Which lines below hold the word "ensuring"? Report each one.

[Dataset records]
⁂

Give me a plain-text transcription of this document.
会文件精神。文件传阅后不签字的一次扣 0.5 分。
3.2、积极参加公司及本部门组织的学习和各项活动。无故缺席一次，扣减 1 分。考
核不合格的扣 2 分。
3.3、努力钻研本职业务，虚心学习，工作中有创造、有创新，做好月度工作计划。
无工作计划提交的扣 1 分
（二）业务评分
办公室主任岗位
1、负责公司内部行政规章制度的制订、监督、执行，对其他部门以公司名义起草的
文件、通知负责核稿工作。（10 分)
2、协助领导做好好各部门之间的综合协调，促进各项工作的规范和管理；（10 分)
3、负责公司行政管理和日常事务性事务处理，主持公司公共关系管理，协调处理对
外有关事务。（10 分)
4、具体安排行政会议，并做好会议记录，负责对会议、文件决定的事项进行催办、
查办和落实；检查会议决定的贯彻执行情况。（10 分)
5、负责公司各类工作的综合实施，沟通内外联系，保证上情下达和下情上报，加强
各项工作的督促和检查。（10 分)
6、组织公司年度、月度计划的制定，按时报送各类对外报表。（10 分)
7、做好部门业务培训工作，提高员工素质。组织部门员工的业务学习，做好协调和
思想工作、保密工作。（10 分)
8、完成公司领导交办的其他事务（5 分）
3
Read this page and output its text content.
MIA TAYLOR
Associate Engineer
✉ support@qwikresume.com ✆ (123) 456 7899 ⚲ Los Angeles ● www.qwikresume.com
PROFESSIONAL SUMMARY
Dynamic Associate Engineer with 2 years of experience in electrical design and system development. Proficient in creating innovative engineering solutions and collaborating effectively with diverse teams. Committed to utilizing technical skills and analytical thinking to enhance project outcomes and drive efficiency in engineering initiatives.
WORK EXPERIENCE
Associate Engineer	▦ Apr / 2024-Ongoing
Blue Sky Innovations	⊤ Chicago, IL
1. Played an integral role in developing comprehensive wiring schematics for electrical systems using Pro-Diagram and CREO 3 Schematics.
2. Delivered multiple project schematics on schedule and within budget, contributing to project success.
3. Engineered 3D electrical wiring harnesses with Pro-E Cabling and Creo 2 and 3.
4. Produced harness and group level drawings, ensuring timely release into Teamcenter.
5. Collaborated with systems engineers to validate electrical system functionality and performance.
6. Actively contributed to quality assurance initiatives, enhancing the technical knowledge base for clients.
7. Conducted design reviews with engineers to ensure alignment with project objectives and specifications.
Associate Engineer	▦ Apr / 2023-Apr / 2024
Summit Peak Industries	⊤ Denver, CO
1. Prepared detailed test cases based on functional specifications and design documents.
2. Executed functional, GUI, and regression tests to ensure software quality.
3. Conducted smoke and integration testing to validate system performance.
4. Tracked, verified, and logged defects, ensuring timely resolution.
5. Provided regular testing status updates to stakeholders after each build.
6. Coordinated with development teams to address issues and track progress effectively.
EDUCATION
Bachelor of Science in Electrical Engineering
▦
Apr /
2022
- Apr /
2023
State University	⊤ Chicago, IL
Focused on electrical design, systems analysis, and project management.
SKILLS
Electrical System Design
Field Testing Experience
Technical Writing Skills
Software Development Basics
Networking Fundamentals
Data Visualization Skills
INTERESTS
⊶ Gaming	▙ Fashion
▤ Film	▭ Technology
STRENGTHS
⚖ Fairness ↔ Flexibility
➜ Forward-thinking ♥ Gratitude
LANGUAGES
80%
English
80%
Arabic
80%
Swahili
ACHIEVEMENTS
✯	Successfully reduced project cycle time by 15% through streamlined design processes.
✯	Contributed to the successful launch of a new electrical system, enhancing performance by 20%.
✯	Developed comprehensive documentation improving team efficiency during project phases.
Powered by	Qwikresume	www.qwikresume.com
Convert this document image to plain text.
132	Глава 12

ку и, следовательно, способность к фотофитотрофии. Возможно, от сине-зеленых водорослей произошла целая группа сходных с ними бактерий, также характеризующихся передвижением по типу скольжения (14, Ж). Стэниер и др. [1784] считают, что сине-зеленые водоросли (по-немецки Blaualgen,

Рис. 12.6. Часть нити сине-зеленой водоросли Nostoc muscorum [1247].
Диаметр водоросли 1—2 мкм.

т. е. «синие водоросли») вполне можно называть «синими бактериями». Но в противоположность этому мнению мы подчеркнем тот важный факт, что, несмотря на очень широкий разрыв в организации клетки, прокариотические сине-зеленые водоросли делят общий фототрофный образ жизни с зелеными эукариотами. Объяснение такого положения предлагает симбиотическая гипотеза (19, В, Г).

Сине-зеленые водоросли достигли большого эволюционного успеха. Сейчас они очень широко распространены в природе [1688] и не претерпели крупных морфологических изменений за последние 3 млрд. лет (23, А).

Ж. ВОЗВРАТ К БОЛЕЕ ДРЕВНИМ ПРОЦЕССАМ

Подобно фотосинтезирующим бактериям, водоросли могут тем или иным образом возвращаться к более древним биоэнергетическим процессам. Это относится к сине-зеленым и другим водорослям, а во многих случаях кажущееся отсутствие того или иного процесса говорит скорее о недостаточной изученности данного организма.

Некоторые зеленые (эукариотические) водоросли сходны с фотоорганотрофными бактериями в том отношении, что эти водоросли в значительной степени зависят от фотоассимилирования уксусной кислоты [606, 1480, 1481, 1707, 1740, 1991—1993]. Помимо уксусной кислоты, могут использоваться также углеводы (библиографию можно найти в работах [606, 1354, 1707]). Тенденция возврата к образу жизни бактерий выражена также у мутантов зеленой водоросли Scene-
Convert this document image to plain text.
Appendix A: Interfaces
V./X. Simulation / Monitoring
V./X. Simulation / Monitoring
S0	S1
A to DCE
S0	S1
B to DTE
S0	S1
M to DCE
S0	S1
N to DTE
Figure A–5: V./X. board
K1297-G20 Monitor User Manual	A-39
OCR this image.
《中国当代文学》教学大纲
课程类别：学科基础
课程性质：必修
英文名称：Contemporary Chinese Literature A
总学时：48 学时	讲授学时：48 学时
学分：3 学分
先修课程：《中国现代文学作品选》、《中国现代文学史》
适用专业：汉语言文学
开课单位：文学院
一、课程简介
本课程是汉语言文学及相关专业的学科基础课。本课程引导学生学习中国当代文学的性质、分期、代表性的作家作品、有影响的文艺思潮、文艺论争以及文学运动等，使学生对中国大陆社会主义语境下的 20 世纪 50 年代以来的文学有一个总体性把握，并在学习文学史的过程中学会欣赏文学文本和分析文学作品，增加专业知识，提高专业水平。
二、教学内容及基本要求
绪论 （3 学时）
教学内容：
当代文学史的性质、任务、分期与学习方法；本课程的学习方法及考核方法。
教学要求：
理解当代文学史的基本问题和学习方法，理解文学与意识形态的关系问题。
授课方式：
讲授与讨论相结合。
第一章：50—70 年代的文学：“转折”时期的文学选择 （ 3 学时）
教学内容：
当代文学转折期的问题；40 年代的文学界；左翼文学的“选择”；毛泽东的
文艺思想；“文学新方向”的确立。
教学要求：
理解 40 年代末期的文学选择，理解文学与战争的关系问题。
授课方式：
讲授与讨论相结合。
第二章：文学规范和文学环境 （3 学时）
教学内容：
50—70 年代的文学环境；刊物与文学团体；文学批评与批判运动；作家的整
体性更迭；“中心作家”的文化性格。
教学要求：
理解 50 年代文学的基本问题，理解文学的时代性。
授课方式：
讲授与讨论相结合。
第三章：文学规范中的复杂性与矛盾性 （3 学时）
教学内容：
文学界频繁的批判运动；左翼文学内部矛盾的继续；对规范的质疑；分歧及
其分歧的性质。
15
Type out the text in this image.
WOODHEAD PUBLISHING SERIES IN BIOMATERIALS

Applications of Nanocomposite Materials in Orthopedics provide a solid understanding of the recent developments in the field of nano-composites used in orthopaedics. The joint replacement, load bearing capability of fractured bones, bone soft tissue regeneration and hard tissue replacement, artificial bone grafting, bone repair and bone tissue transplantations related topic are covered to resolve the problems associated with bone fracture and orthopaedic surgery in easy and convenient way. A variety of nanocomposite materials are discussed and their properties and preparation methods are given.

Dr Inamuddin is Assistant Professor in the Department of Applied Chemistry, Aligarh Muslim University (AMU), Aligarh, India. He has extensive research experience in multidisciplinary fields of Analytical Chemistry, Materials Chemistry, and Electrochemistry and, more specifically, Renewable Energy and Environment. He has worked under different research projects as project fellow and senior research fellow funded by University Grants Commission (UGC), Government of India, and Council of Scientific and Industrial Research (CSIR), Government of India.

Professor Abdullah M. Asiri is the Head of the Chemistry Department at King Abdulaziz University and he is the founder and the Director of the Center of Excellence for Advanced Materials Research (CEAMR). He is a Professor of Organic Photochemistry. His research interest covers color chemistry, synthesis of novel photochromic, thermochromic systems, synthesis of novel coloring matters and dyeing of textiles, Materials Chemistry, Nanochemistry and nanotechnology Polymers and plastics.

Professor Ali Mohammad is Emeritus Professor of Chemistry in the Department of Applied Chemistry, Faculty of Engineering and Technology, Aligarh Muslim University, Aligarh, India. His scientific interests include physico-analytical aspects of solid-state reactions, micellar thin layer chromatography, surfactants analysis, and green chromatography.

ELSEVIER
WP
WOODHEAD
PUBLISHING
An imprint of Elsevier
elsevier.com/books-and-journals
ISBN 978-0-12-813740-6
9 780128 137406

⁂

# Output below
4. Produced harness and group level drawings, ensuring timely release into Teamcenter.
4. Tracked, verified, and logged defects, ensuring timely resolution.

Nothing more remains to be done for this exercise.